Written instruction
Using the material below, copy every line where "text" appears.

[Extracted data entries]

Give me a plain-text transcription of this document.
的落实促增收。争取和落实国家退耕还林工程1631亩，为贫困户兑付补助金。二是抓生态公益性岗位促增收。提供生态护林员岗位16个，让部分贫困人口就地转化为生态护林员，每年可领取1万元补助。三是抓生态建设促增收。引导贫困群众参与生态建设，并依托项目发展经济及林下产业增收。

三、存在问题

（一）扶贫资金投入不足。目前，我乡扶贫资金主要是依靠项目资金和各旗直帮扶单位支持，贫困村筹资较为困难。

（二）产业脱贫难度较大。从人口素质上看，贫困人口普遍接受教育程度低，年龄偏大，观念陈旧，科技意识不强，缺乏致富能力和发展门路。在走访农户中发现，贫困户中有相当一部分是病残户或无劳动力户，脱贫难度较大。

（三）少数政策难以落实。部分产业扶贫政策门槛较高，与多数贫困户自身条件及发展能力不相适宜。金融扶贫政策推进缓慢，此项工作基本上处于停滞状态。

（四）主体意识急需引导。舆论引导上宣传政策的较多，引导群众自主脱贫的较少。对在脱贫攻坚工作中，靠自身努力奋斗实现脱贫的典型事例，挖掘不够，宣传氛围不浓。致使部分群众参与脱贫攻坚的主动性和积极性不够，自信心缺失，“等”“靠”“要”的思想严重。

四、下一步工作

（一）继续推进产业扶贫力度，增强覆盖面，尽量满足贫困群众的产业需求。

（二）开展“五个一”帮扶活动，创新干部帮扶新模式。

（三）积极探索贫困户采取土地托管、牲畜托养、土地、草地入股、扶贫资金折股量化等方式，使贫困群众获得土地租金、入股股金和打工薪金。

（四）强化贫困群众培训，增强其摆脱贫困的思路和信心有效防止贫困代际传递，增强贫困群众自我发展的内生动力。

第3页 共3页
...
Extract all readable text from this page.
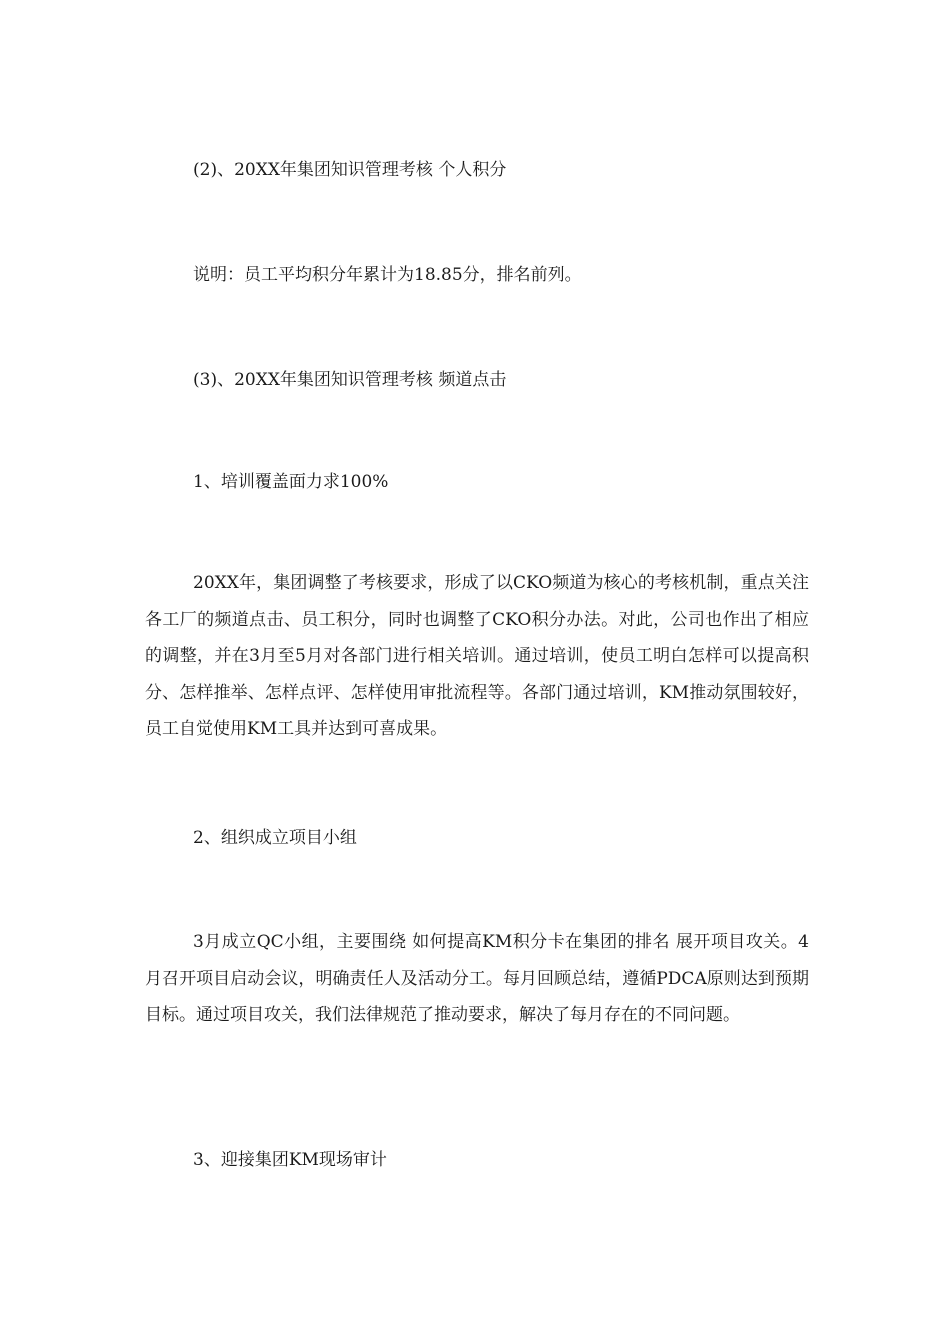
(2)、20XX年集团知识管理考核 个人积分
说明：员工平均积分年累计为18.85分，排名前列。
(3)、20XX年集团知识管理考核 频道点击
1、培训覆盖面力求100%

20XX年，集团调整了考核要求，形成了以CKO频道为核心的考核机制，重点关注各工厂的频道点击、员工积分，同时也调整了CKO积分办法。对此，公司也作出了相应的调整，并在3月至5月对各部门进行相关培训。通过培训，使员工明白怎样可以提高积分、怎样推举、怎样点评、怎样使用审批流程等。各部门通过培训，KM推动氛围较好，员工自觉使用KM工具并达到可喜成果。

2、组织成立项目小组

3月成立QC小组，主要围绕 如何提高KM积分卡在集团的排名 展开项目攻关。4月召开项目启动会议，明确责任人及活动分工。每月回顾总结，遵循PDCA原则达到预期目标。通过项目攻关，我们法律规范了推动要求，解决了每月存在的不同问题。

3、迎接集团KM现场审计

Expected output
Give me a plain-text transcription of this document.
Extract all readable text from this page.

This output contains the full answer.